Extract all lines containing "most".

▶ **Material provided**
--- start ---

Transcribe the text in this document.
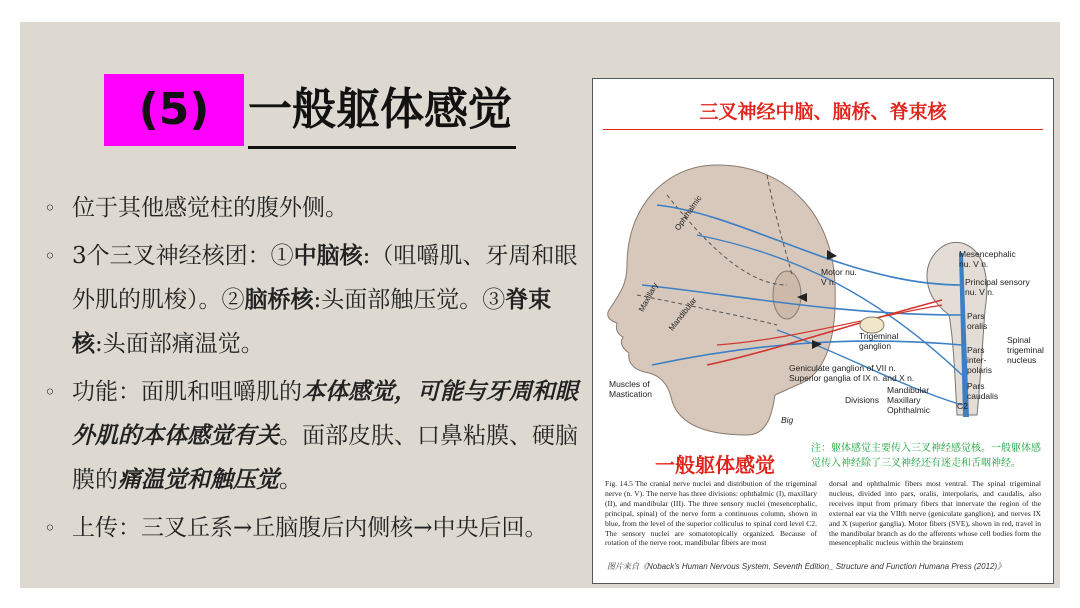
(5) 一般躯体感觉
◦ 位于其他感觉柱的腹外侧。
◦ 3个三叉神经核团：①中脑核:（咀嚼肌、牙周和眼外肌的肌梭）。②脑桥核:头面部触压觉。③脊束核:头面部痛温觉。
◦ 功能：面肌和咀嚼肌的本体感觉，可能与牙周和眼外肌的本体感觉有关。面部皮肤、口鼻粘膜、硬脑膜的痛温觉和触压觉。
◦ 上传：三叉丘系→丘脑腹后内侧核→中央后回。
三叉神经中脑、脑桥、脊束核
Ophthalmic
Maxillary Mandibular
Motor nu.
V n.
Mesencephalic
nu. V n.
Principal sensory
nu. V n.
Pars
oralis
Pars
inter-
polaris
Pars
caudalis
Spinal
trigeminal
nucleus
Trigeminal
ganglion
Geniculate ganglion of VII n.
Superior ganglia of IX n. and X n.
Muscles of
Mastication	Mandibular
Divisions Maxillary
Ophthalmic	C2
Big
注：躯体感觉主要传入三叉神经感觉核。一般躯体感觉传入神经除了三叉神经还有迷走和舌咽神经。
一般躯体感觉
Fig. 14.5 The cranial nerve nuclei and distribution of the trigeminal nerve (n. V). The nerve has three divisions: ophthalmic (I), maxillary (II), and mandibular (III). The three sensory nuclei (mesencephalic, principal, spinal) of the nerve form a continuous column, shown in blue, from the level of the superior colliculus to spinal cord level C2. The sensory nuclei are somatotopically organized. Because of rotation of the nerve root, mandibular fibers are most
dorsal and ophthalmic fibers most ventral. The spinal trigeminal nucleus, divided into pars, oralis, interpolaris, and caudalis, also receives input from primary fibers that innervate the region of the external ear via the VIIth nerve (geniculate ganglion), and nerves IX and X (superior ganglia). Motor fibers (SVE), shown in red, travel in the mandibular branch as do the afferents whose cell bodies form the mesencephalic nucleus within the brainstem
图片来自《Noback's Human Nervous System, Seventh Edition_ Structure and Function Humana Press (2012)》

--- end ---

▶ **The solution**
Fig. 14.5 The cranial nerve nuclei and distribution of the trigeminal nerve (n. V). The nerve has three divisions: ophthalmic (I), maxillary (II), and mandibular (III). The three sensory nuclei (mesencephalic, principal, spinal) of the nerve form a continuous column, shown in blue, from the level of the superior colliculus to spinal cord level C2. The sensory nuclei are somatotopically organized. Because of rotation of the nerve root, mandibular fibers are most
dorsal and ophthalmic fibers most ventral. The spinal trigeminal nucleus, divided into pars, oralis, interpolaris, and caudalis, also receives input from primary fibers that innervate the region of the external ear via the VIIth nerve (geniculate ganglion), and nerves IX and X (superior ganglia). Motor fibers (SVE), shown in red, travel in the mandibular branch as do the afferents whose cell bodies form the mesencephalic nucleus within the brainstem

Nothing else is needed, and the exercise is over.